• [Task goal]: What is the number of lines containing "decoration"? Give only that number.

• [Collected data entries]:
"""

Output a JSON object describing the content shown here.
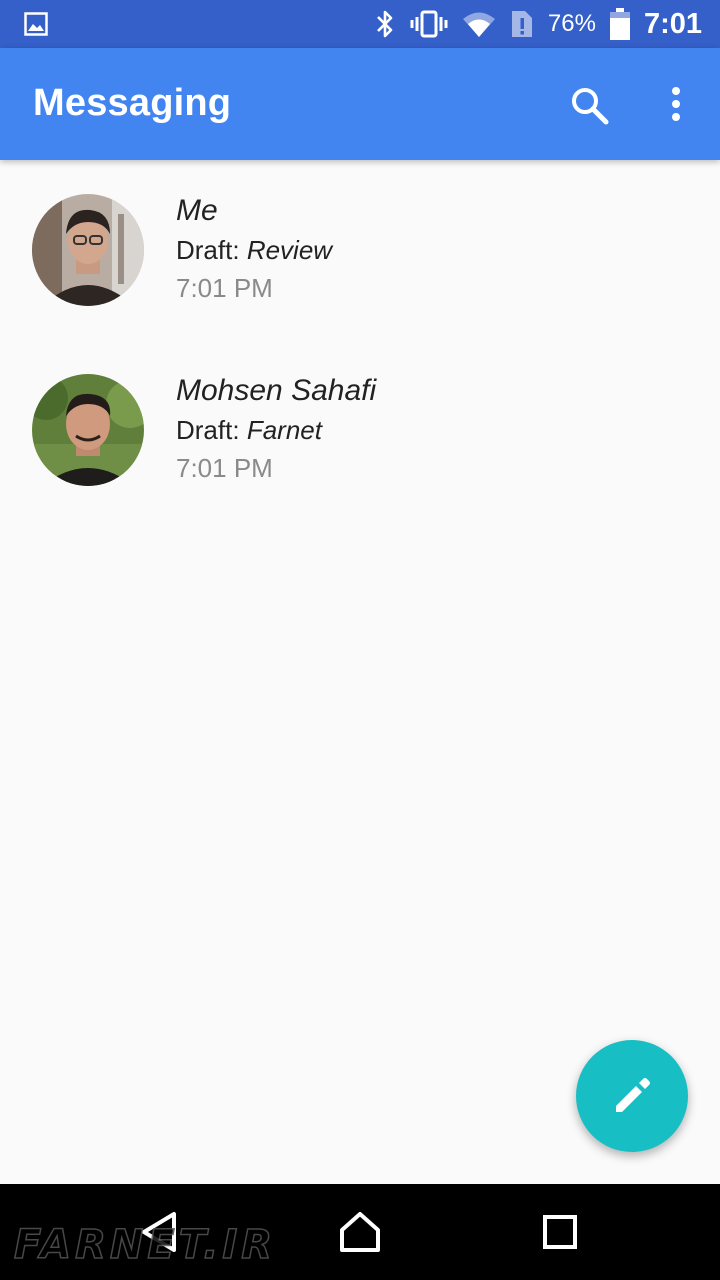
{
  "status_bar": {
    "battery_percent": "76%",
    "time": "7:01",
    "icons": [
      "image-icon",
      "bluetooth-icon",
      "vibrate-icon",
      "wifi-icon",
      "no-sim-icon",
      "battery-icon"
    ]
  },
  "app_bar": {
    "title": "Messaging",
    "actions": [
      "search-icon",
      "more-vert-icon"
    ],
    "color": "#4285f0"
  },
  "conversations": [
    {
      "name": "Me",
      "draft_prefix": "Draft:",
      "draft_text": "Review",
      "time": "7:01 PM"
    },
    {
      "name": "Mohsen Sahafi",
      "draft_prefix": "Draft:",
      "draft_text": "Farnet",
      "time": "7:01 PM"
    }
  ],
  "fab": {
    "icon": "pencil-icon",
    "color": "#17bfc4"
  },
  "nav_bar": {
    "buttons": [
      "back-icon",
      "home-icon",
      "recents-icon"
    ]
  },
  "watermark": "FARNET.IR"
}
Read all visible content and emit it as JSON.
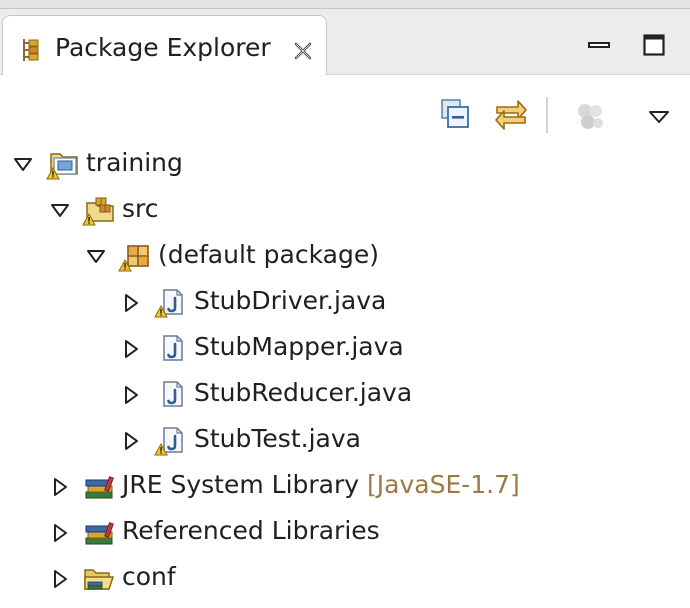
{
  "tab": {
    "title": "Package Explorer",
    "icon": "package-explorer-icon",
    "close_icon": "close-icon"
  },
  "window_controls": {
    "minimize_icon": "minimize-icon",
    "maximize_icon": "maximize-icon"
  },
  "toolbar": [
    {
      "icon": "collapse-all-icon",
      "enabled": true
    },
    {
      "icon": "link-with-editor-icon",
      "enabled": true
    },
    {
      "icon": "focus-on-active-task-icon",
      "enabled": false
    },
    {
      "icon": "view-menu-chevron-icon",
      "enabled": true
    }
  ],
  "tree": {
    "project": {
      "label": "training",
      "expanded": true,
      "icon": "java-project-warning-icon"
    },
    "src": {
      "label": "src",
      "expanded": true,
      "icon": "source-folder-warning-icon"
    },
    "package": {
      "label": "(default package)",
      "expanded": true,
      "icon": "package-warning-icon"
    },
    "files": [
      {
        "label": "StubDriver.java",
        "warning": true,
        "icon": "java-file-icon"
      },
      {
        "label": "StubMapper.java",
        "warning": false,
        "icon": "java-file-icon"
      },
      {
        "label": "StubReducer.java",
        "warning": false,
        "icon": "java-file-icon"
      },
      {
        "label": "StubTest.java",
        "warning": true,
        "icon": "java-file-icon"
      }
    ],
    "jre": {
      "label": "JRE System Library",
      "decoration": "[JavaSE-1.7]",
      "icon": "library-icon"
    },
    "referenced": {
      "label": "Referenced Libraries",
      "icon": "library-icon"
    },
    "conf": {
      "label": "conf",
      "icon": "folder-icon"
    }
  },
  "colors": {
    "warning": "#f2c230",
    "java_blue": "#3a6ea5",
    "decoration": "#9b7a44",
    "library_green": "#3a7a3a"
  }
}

"""
"""

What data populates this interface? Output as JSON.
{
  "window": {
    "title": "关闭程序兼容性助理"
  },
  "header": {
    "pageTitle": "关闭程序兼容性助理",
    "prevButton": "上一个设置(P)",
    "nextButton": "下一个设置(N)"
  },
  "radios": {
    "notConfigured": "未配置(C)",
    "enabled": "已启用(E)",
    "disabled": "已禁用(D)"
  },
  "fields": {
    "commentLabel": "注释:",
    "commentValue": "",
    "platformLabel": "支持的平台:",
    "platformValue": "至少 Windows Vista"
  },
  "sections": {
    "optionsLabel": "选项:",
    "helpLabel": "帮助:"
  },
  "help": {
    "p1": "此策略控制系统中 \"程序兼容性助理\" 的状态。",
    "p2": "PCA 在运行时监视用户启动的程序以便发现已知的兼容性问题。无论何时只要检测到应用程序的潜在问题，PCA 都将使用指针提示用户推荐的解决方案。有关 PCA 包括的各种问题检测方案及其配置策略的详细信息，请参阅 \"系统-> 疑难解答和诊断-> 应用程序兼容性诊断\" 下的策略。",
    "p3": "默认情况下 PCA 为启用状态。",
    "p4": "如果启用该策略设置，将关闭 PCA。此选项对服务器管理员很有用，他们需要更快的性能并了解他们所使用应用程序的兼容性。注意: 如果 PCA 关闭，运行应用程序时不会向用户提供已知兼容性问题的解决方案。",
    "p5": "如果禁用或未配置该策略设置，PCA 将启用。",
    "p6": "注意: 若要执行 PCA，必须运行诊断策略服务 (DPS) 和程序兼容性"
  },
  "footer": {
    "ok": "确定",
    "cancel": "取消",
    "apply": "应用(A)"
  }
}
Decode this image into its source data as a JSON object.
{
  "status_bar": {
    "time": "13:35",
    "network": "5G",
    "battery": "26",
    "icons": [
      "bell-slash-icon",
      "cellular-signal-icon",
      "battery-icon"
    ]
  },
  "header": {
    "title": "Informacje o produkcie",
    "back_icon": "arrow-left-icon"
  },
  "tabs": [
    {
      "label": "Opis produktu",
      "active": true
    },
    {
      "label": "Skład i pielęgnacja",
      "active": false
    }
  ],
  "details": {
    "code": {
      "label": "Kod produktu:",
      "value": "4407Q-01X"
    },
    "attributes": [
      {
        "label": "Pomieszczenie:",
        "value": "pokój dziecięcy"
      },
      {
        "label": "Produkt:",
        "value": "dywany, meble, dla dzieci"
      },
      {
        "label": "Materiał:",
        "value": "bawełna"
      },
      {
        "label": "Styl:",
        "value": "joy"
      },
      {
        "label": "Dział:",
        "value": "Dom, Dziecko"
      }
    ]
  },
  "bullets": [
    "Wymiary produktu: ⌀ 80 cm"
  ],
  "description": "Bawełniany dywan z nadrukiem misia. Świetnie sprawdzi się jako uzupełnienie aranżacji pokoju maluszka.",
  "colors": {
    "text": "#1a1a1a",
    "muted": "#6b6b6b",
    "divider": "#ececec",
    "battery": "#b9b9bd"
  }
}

"""

• [Solved exercise]: 2